What is being asked
Return each line of the records with nothing changed, pictures excepted.
Information provided start
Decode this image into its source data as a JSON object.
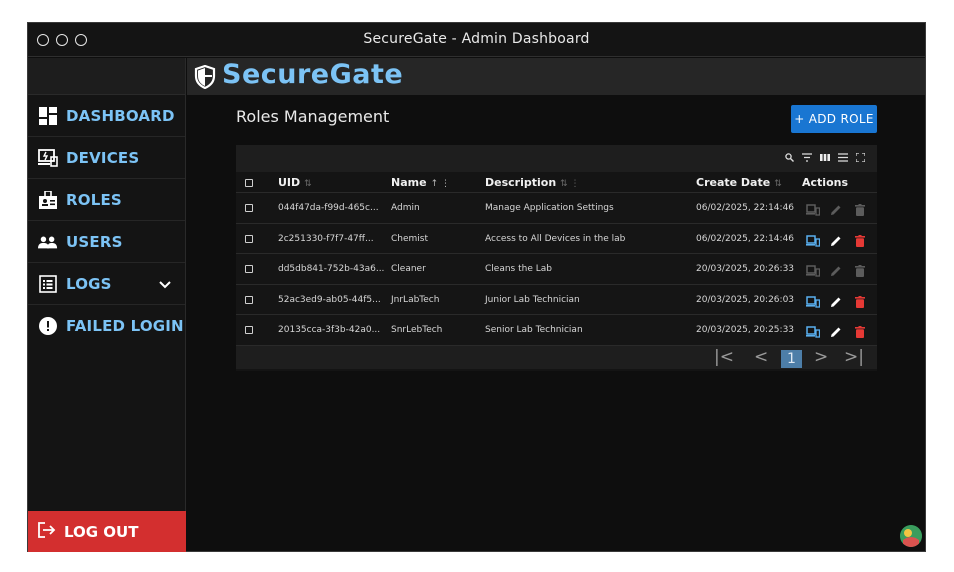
{
  "window": {
    "title": "SecureGate - Admin Dashboard"
  },
  "brand": {
    "name": "SecureGate"
  },
  "sidebar": {
    "items": [
      {
        "label": "DASHBOARD",
        "icon": "dashboard-icon"
      },
      {
        "label": "DEVICES",
        "icon": "devices-icon"
      },
      {
        "label": "ROLES",
        "icon": "badge-icon"
      },
      {
        "label": "USERS",
        "icon": "group-icon"
      },
      {
        "label": "LOGS",
        "icon": "list-icon",
        "expandable": true
      },
      {
        "label": "FAILED LOGIN",
        "icon": "alert-icon"
      }
    ],
    "logout_label": "LOG OUT"
  },
  "main": {
    "title": "Roles Management",
    "add_button": "+ ADD ROLE",
    "table": {
      "columns": [
        {
          "label": "UID",
          "sort": "⇅"
        },
        {
          "label": "Name",
          "sort": "↑   ⋮"
        },
        {
          "label": "Description",
          "sort": "⇅   ⋮"
        },
        {
          "label": "Create Date",
          "sort": "⇅"
        },
        {
          "label": "Actions",
          "sort": ""
        }
      ],
      "rows": [
        {
          "uid": "044f47da-f99d-465c...",
          "name": "Admin",
          "description": "Manage Application Settings",
          "created": "06/02/2025, 22:14:46",
          "actions_enabled": false
        },
        {
          "uid": "2c251330-f7f7-47ff...",
          "name": "Chemist",
          "description": "Access to All Devices in the lab",
          "created": "06/02/2025, 22:14:46",
          "actions_enabled": true
        },
        {
          "uid": "dd5db841-752b-43a6...",
          "name": "Cleaner",
          "description": "Cleans the Lab",
          "created": "20/03/2025, 20:26:33",
          "actions_enabled": false
        },
        {
          "uid": "52ac3ed9-ab05-44f5...",
          "name": "JnrLabTech",
          "description": "Junior Lab Technician",
          "created": "20/03/2025, 20:26:03",
          "actions_enabled": true
        },
        {
          "uid": "20135cca-3f3b-42a0...",
          "name": "SnrLebTech",
          "description": "Senior Lab Technician",
          "created": "20/03/2025, 20:25:33",
          "actions_enabled": true
        }
      ]
    },
    "pagination": {
      "current_page": "1"
    }
  },
  "colors": {
    "accent": "#7cc3f5",
    "primary_button": "#1976d2",
    "danger": "#d32f2f"
  }
}
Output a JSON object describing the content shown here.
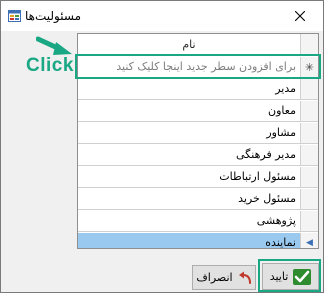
{
  "window": {
    "title": "مسئولیت‌ها"
  },
  "grid": {
    "column_header": "نام",
    "new_row_marker": "✳",
    "new_row_placeholder": "برای افزودن سطر جدید اینجا کلیک کنید",
    "rows": [
      {
        "name": "مدیر"
      },
      {
        "name": "معاون"
      },
      {
        "name": "مشاور"
      },
      {
        "name": "مدیر فرهنگی"
      },
      {
        "name": "مسئول ارتباطات"
      },
      {
        "name": "مسئول خرید"
      },
      {
        "name": "پژوهشی"
      },
      {
        "name": "نماینده"
      }
    ],
    "selected_row_marker": "◀"
  },
  "buttons": {
    "ok_label": "تایید",
    "cancel_label": "انصراف"
  },
  "annotation": {
    "label": "Click",
    "color": "#1aa784"
  },
  "icons": {
    "app": "app-window-icon",
    "close": "close-icon",
    "ok": "checkmark-icon",
    "cancel": "undo-arrow-icon"
  }
}
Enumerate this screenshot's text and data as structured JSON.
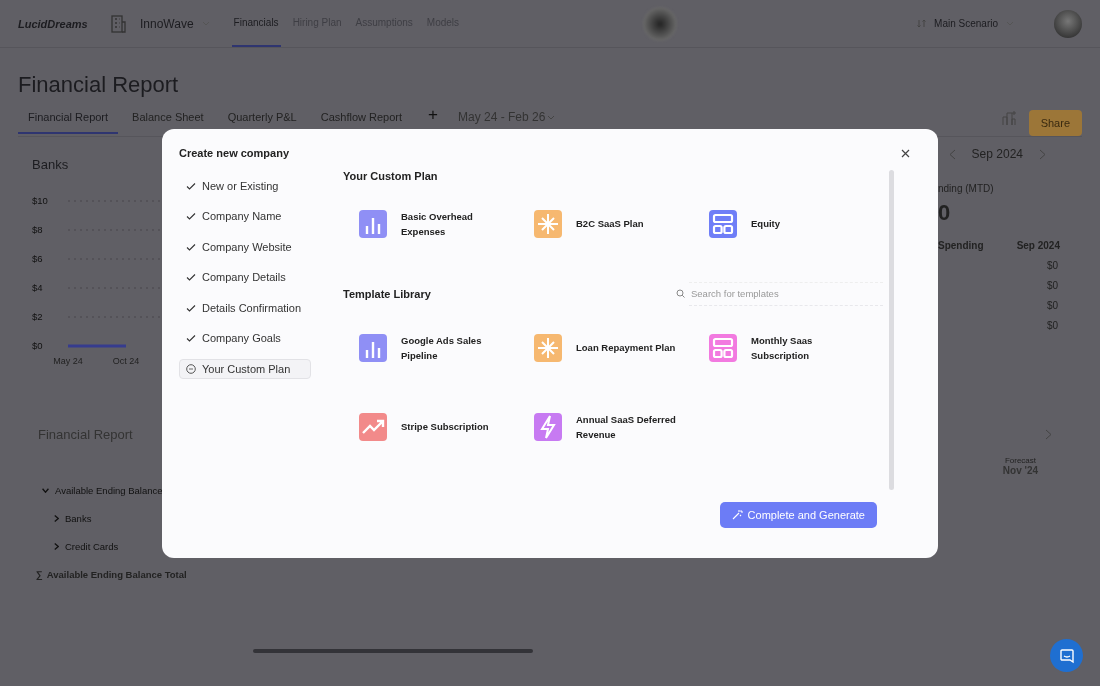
{
  "top_bar": {
    "logo": "LucidDreams",
    "company": "InnoWave",
    "nav": [
      {
        "label": "Financials",
        "selected": true
      },
      {
        "label": "Hiring Plan",
        "selected": false
      },
      {
        "label": "Assumptions",
        "selected": false
      },
      {
        "label": "Models",
        "selected": false
      }
    ],
    "scenario": "Main Scenario"
  },
  "page": {
    "title": "Financial Report",
    "tabs": [
      {
        "label": "Financial Report",
        "selected": true
      },
      {
        "label": "Balance Sheet",
        "selected": false
      },
      {
        "label": "Quarterly P&L",
        "selected": false
      },
      {
        "label": "Cashflow Report",
        "selected": false
      }
    ],
    "add_tab": "+",
    "date_range": "May 24 - Feb 26",
    "share": "Share"
  },
  "banks": {
    "chart_data": {
      "type": "line",
      "title": "Banks",
      "grid": true,
      "categories": [
        "May 24",
        "Oct 24"
      ],
      "series": [
        {
          "color": "#363c8e",
          "values": [
            0,
            0
          ]
        }
      ],
      "ylim": [
        0,
        10
      ],
      "yticks": [
        {
          "value": 0,
          "label": "$0"
        },
        {
          "value": 2,
          "label": "$2"
        },
        {
          "value": 4,
          "label": "$4"
        },
        {
          "value": 6,
          "label": "$6"
        },
        {
          "value": 8,
          "label": "$8"
        },
        {
          "value": 10,
          "label": "$10"
        }
      ]
    }
  },
  "spending": {
    "month": "Sep 2024",
    "metric_label": "nding (MTD)",
    "metric_value": "0",
    "columns": [
      "Spending",
      "Sep 2024"
    ],
    "values": [
      "$0",
      "$0",
      "$0",
      "$0"
    ]
  },
  "report": {
    "title": "Financial Report",
    "forecast_label": "Forecast",
    "month": "Nov '24",
    "rows": [
      {
        "label": "Available Ending Balance",
        "expanded": true,
        "children": [
          {
            "label": "Banks",
            "expanded": false
          },
          {
            "label": "Credit Cards",
            "expanded": false
          }
        ]
      }
    ],
    "total_symbol": "∑",
    "total": "Available Ending Balance Total"
  },
  "modal": {
    "title": "Create new company",
    "steps": [
      {
        "label": "New or Existing",
        "done": true,
        "selected": false
      },
      {
        "label": "Company Name",
        "done": true,
        "selected": false
      },
      {
        "label": "Company Website",
        "done": true,
        "selected": false
      },
      {
        "label": "Company Details",
        "done": true,
        "selected": false
      },
      {
        "label": "Details Confirmation",
        "done": true,
        "selected": false
      },
      {
        "label": "Company Goals",
        "done": true,
        "selected": false
      },
      {
        "label": "Your Custom Plan",
        "done": false,
        "selected": true
      }
    ],
    "custom_plan": {
      "title": "Your Custom Plan",
      "items": [
        {
          "label": "Basic Overhead Expenses",
          "kind": "bars",
          "color": "#8f8ff5"
        },
        {
          "label": "B2C SaaS Plan",
          "kind": "cross",
          "color": "#f6b870"
        },
        {
          "label": "Equity",
          "kind": "layout",
          "color": "#6f7ef7"
        }
      ]
    },
    "template_library": {
      "title": "Template Library",
      "search_placeholder": "Search for templates",
      "items": [
        {
          "label": "Google Ads Sales Pipeline",
          "kind": "bars",
          "color": "#8f8ff5"
        },
        {
          "label": "Loan Repayment Plan",
          "kind": "cross",
          "color": "#f6b870"
        },
        {
          "label": "Monthly Saas Subscription",
          "kind": "layout",
          "color": "#f27ae0"
        },
        {
          "label": "Stripe Subscription",
          "kind": "trend",
          "color": "#f28a8a"
        },
        {
          "label": "Annual SaaS Deferred Revenue",
          "kind": "bolt",
          "color": "#c77af2"
        }
      ]
    },
    "button": "Complete and Generate"
  }
}
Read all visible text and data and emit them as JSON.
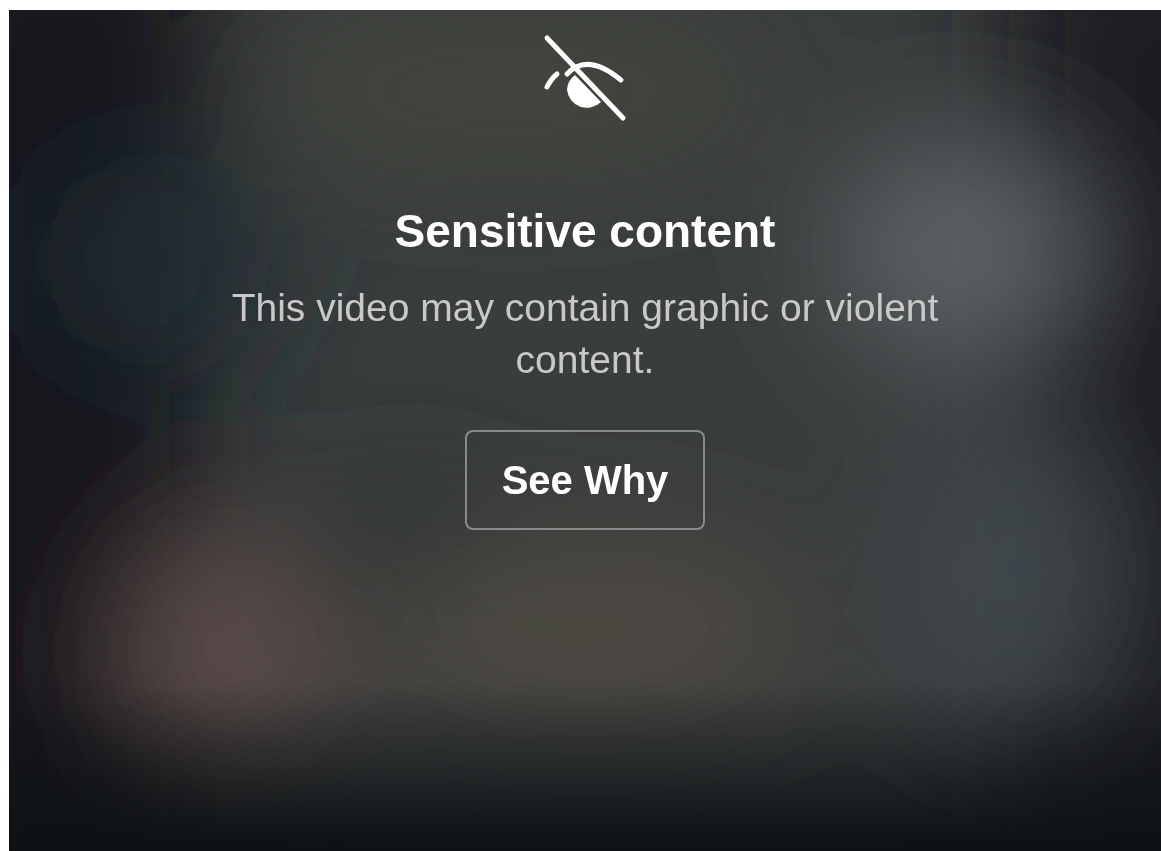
Information provided end
Exercise result
Decode this image into its source data as a JSON object.
{
  "window": {
    "title": "SecureGate - Admin Dashboard"
  },
  "brand": {
    "name": "SecureGate"
  },
  "sidebar": {
    "items": [
      {
        "label": "DASHBOARD",
        "icon": "dashboard-icon"
      },
      {
        "label": "DEVICES",
        "icon": "devices-icon"
      },
      {
        "label": "ROLES",
        "icon": "badge-icon"
      },
      {
        "label": "USERS",
        "icon": "group-icon"
      },
      {
        "label": "LOGS",
        "icon": "list-icon",
        "expandable": true
      },
      {
        "label": "FAILED LOGIN",
        "icon": "alert-icon"
      }
    ],
    "logout_label": "LOG OUT"
  },
  "main": {
    "title": "Roles Management",
    "add_button": "+ ADD ROLE",
    "table": {
      "columns": [
        {
          "label": "UID",
          "sort": "⇅"
        },
        {
          "label": "Name",
          "sort": "↑   ⋮"
        },
        {
          "label": "Description",
          "sort": "⇅   ⋮"
        },
        {
          "label": "Create Date",
          "sort": "⇅"
        },
        {
          "label": "Actions",
          "sort": ""
        }
      ],
      "rows": [
        {
          "uid": "044f47da-f99d-465c...",
          "name": "Admin",
          "description": "Manage Application Settings",
          "created": "06/02/2025, 22:14:46",
          "actions_enabled": false
        },
        {
          "uid": "2c251330-f7f7-47ff...",
          "name": "Chemist",
          "description": "Access to All Devices in the lab",
          "created": "06/02/2025, 22:14:46",
          "actions_enabled": true
        },
        {
          "uid": "dd5db841-752b-43a6...",
          "name": "Cleaner",
          "description": "Cleans the Lab",
          "created": "20/03/2025, 20:26:33",
          "actions_enabled": false
        },
        {
          "uid": "52ac3ed9-ab05-44f5...",
          "name": "JnrLabTech",
          "description": "Junior Lab Technician",
          "created": "20/03/2025, 20:26:03",
          "actions_enabled": true
        },
        {
          "uid": "20135cca-3f3b-42a0...",
          "name": "SnrLebTech",
          "description": "Senior Lab Technician",
          "created": "20/03/2025, 20:25:33",
          "actions_enabled": true
        }
      ]
    },
    "pagination": {
      "current_page": "1"
    }
  },
  "colors": {
    "accent": "#7cc3f5",
    "primary_button": "#1976d2",
    "danger": "#d32f2f"
  }
}
Output a JSON object describing the content shown here.
{
  "window": {
    "title": "مسئولیت‌ها"
  },
  "grid": {
    "column_header": "نام",
    "new_row_marker": "✳",
    "new_row_placeholder": "برای افزودن سطر جدید اینجا کلیک کنید",
    "rows": [
      {
        "name": "مدیر"
      },
      {
        "name": "معاون"
      },
      {
        "name": "مشاور"
      },
      {
        "name": "مدیر فرهنگی"
      },
      {
        "name": "مسئول ارتباطات"
      },
      {
        "name": "مسئول خرید"
      },
      {
        "name": "پژوهشی"
      },
      {
        "name": "نماینده"
      }
    ],
    "selected_row_marker": "◀"
  },
  "buttons": {
    "ok_label": "تایید",
    "cancel_label": "انصراف"
  },
  "annotation": {
    "label": "Click",
    "color": "#1aa784"
  },
  "icons": {
    "app": "app-window-icon",
    "close": "close-icon",
    "ok": "checkmark-icon",
    "cancel": "undo-arrow-icon"
  }
}
Enumerate this screenshot's text and data as structured JSON.
{
  "top_bar": {
    "logo": "LucidDreams",
    "company": "InnoWave",
    "nav": [
      {
        "label": "Financials",
        "selected": true
      },
      {
        "label": "Hiring Plan",
        "selected": false
      },
      {
        "label": "Assumptions",
        "selected": false
      },
      {
        "label": "Models",
        "selected": false
      }
    ],
    "scenario": "Main Scenario"
  },
  "page": {
    "title": "Financial Report",
    "tabs": [
      {
        "label": "Financial Report",
        "selected": true
      },
      {
        "label": "Balance Sheet",
        "selected": false
      },
      {
        "label": "Quarterly P&L",
        "selected": false
      },
      {
        "label": "Cashflow Report",
        "selected": false
      }
    ],
    "add_tab": "+",
    "date_range": "May 24 - Feb 26",
    "share": "Share"
  },
  "banks": {
    "chart_data": {
      "type": "line",
      "title": "Banks",
      "grid": true,
      "categories": [
        "May 24",
        "Oct 24"
      ],
      "series": [
        {
          "color": "#363c8e",
          "values": [
            0,
            0
          ]
        }
      ],
      "ylim": [
        0,
        10
      ],
      "yticks": [
        {
          "value": 0,
          "label": "$0"
        },
        {
          "value": 2,
          "label": "$2"
        },
        {
          "value": 4,
          "label": "$4"
        },
        {
          "value": 6,
          "label": "$6"
        },
        {
          "value": 8,
          "label": "$8"
        },
        {
          "value": 10,
          "label": "$10"
        }
      ]
    }
  },
  "spending": {
    "month": "Sep 2024",
    "metric_label": "nding (MTD)",
    "metric_value": "0",
    "columns": [
      "Spending",
      "Sep 2024"
    ],
    "values": [
      "$0",
      "$0",
      "$0",
      "$0"
    ]
  },
  "report": {
    "title": "Financial Report",
    "forecast_label": "Forecast",
    "month": "Nov '24",
    "rows": [
      {
        "label": "Available Ending Balance",
        "expanded": true,
        "children": [
          {
            "label": "Banks",
            "expanded": false
          },
          {
            "label": "Credit Cards",
            "expanded": false
          }
        ]
      }
    ],
    "total_symbol": "∑",
    "total": "Available Ending Balance Total"
  },
  "modal": {
    "title": "Create new company",
    "steps": [
      {
        "label": "New or Existing",
        "done": true,
        "selected": false
      },
      {
        "label": "Company Name",
        "done": true,
        "selected": false
      },
      {
        "label": "Company Website",
        "done": true,
        "selected": false
      },
      {
        "label": "Company Details",
        "done": true,
        "selected": false
      },
      {
        "label": "Details Confirmation",
        "done": true,
        "selected": false
      },
      {
        "label": "Company Goals",
        "done": true,
        "selected": false
      },
      {
        "label": "Your Custom Plan",
        "done": false,
        "selected": true
      }
    ],
    "custom_plan": {
      "title": "Your Custom Plan",
      "items": [
        {
          "label": "Basic Overhead Expenses",
          "kind": "bars",
          "color": "#8f8ff5"
        },
        {
          "label": "B2C SaaS Plan",
          "kind": "cross",
          "color": "#f6b870"
        },
        {
          "label": "Equity",
          "kind": "layout",
          "color": "#6f7ef7"
        }
      ]
    },
    "template_library": {
      "title": "Template Library",
      "search_placeholder": "Search for templates",
      "items": [
        {
          "label": "Google Ads Sales Pipeline",
          "kind": "bars",
          "color": "#8f8ff5"
        },
        {
          "label": "Loan Repayment Plan",
          "kind": "cross",
          "color": "#f6b870"
        },
        {
          "label": "Monthly Saas Subscription",
          "kind": "layout",
          "color": "#f27ae0"
        },
        {
          "label": "Stripe Subscription",
          "kind": "trend",
          "color": "#f28a8a"
        },
        {
          "label": "Annual SaaS Deferred Revenue",
          "kind": "bolt",
          "color": "#c77af2"
        }
      ]
    },
    "button": "Complete and Generate"
  }
}
Read all visible text and data and emit them as JSON.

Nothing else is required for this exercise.